((

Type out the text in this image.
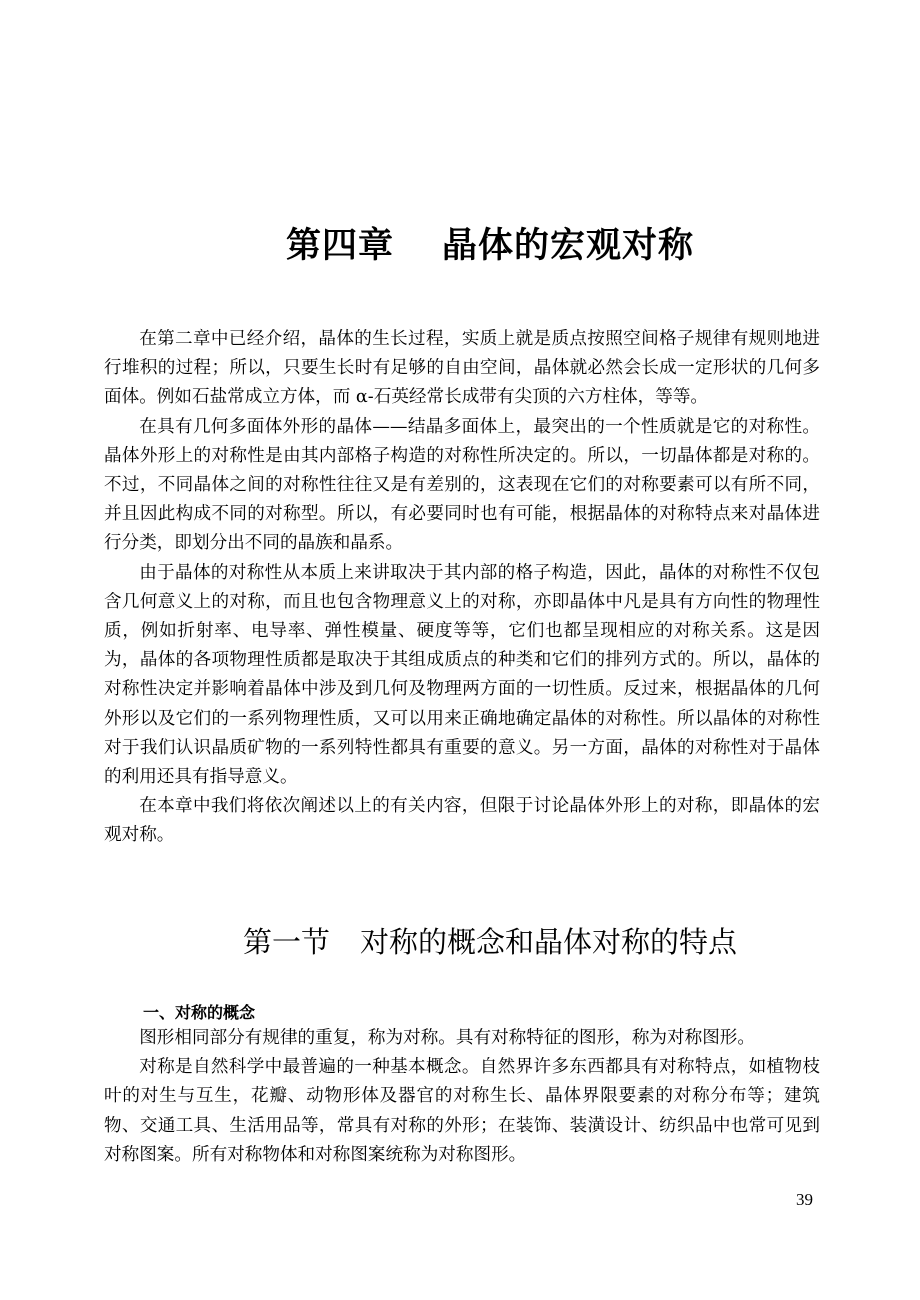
第四章 晶体的宏观对称

在第二章中已经介绍，晶体的生长过程，实质上就是质点按照空间格子规律有规则地进行堆积的过程；所以，只要生长时有足够的自由空间，晶体就必然会长成一定形状的几何多面体。例如石盐常成立方体，而 α-石英经常长成带有尖顶的六方柱体，等等。

在具有几何多面体外形的晶体——结晶多面体上，最突出的一个性质就是它的对称性。晶体外形上的对称性是由其内部格子构造的对称性所决定的。所以，一切晶体都是对称的。不过，不同晶体之间的对称性往往又是有差别的，这表现在它们的对称要素可以有所不同，并且因此构成不同的对称型。所以，有必要同时也有可能，根据晶体的对称特点来对晶体进行分类，即划分出不同的晶族和晶系。

由于晶体的对称性从本质上来讲取决于其内部的格子构造，因此，晶体的对称性不仅包含几何意义上的对称，而且也包含物理意义上的对称，亦即晶体中凡是具有方向性的物理性质，例如折射率、电导率、弹性模量、硬度等等，它们也都呈现相应的对称关系。这是因为，晶体的各项物理性质都是取决于其组成质点的种类和它们的排列方式的。所以，晶体的对称性决定并影响着晶体中涉及到几何及物理两方面的一切性质。反过来，根据晶体的几何外形以及它们的一系列物理性质，又可以用来正确地确定晶体的对称性。所以晶体的对称性对于我们认识晶质矿物的一系列特性都具有重要的意义。另一方面，晶体的对称性对于晶体的利用还具有指导意义。

在本章中我们将依次阐述以上的有关内容，但限于讨论晶体外形上的对称，即晶体的宏观对称。

第一节 对称的概念和晶体对称的特点
一、对称的概念

图形相同部分有规律的重复，称为对称。具有对称特征的图形，称为对称图形。

对称是自然科学中最普遍的一种基本概念。自然界许多东西都具有对称特点，如植物枝叶的对生与互生，花瓣、动物形体及器官的对称生长、晶体界限要素的对称分布等；建筑物、交通工具、生活用品等，常具有对称的外形；在装饰、装潢设计、纺织品中也常可见到对称图案。所有对称物体和对称图案统称为对称图形。

39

))

What is needed: Return the material word for word. Pictures are not part of the copy.

Full response:
Type out the text in this image.
第四章 晶体的宏观对称

在第二章中已经介绍，晶体的生长过程，实质上就是质点按照空间格子规律有规则地进行堆积的过程；所以，只要生长时有足够的自由空间，晶体就必然会长成一定形状的几何多面体。例如石盐常成立方体，而 α-石英经常长成带有尖顶的六方柱体，等等。

在具有几何多面体外形的晶体——结晶多面体上，最突出的一个性质就是它的对称性。晶体外形上的对称性是由其内部格子构造的对称性所决定的。所以，一切晶体都是对称的。不过，不同晶体之间的对称性往往又是有差别的，这表现在它们的对称要素可以有所不同，并且因此构成不同的对称型。所以，有必要同时也有可能，根据晶体的对称特点来对晶体进行分类，即划分出不同的晶族和晶系。

由于晶体的对称性从本质上来讲取决于其内部的格子构造，因此，晶体的对称性不仅包含几何意义上的对称，而且也包含物理意义上的对称，亦即晶体中凡是具有方向性的物理性质，例如折射率、电导率、弹性模量、硬度等等，它们也都呈现相应的对称关系。这是因为，晶体的各项物理性质都是取决于其组成质点的种类和它们的排列方式的。所以，晶体的对称性决定并影响着晶体中涉及到几何及物理两方面的一切性质。反过来，根据晶体的几何外形以及它们的一系列物理性质，又可以用来正确地确定晶体的对称性。所以晶体的对称性对于我们认识晶质矿物的一系列特性都具有重要的意义。另一方面，晶体的对称性对于晶体的利用还具有指导意义。

在本章中我们将依次阐述以上的有关内容，但限于讨论晶体外形上的对称，即晶体的宏观对称。

第一节 对称的概念和晶体对称的特点
一、对称的概念

图形相同部分有规律的重复，称为对称。具有对称特征的图形，称为对称图形。

对称是自然科学中最普遍的一种基本概念。自然界许多东西都具有对称特点，如植物枝叶的对生与互生，花瓣、动物形体及器官的对称生长、晶体界限要素的对称分布等；建筑物、交通工具、生活用品等，常具有对称的外形；在装饰、装潢设计、纺织品中也常可见到对称图案。所有对称物体和对称图案统称为对称图形。

39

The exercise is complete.